What to work on:
Repeat each entry as written, dropping any picture you find.

## Start Data for the task

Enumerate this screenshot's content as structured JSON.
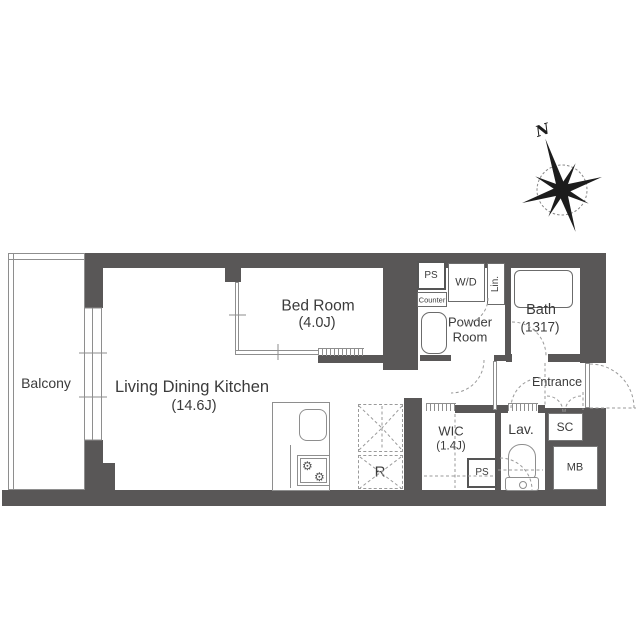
{
  "colors": {
    "wall": "#595757",
    "line": "#8e8e8e",
    "dash": "#9a9a9a",
    "text": "#3b3b3b"
  },
  "compass": {
    "north": "N"
  },
  "rooms": {
    "balcony": {
      "name": "Balcony"
    },
    "living": {
      "name": "Living Dining Kitchen",
      "size": "(14.6J)"
    },
    "bedroom": {
      "name": "Bed Room",
      "size": "(4.0J)"
    },
    "powder": {
      "line1": "Powder",
      "line2": "Room"
    },
    "bath": {
      "name": "Bath",
      "size": "(1317)"
    },
    "wic": {
      "name": "WIC",
      "size": "(1.4J)"
    },
    "lavatory": {
      "name": "Lav."
    },
    "entrance": {
      "name": "Entrance"
    }
  },
  "labels": {
    "ps_upper": "PS",
    "counter": "Counter",
    "washer_dryer": "W/D",
    "linen": "Lin.",
    "shoe_closet": "SC",
    "meter_box": "MB",
    "ps_lower": "PS",
    "refrigerator": "R"
  },
  "icons": {
    "burner": "⚙"
  }
}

## End Data for the task

Expected answer:
Enumerate this screenshot's content as structured JSON.
{
  "colors": {
    "wall": "#595757",
    "line": "#8e8e8e",
    "dash": "#9a9a9a",
    "text": "#3b3b3b"
  },
  "compass": {
    "north": "N"
  },
  "rooms": {
    "balcony": {
      "name": "Balcony"
    },
    "living": {
      "name": "Living Dining Kitchen",
      "size": "(14.6J)"
    },
    "bedroom": {
      "name": "Bed Room",
      "size": "(4.0J)"
    },
    "powder": {
      "line1": "Powder",
      "line2": "Room"
    },
    "bath": {
      "name": "Bath",
      "size": "(1317)"
    },
    "wic": {
      "name": "WIC",
      "size": "(1.4J)"
    },
    "lavatory": {
      "name": "Lav."
    },
    "entrance": {
      "name": "Entrance"
    }
  },
  "labels": {
    "ps_upper": "PS",
    "counter": "Counter",
    "washer_dryer": "W/D",
    "linen": "Lin.",
    "shoe_closet": "SC",
    "meter_box": "MB",
    "ps_lower": "PS",
    "refrigerator": "R"
  },
  "icons": {
    "burner": "⚙"
  }
}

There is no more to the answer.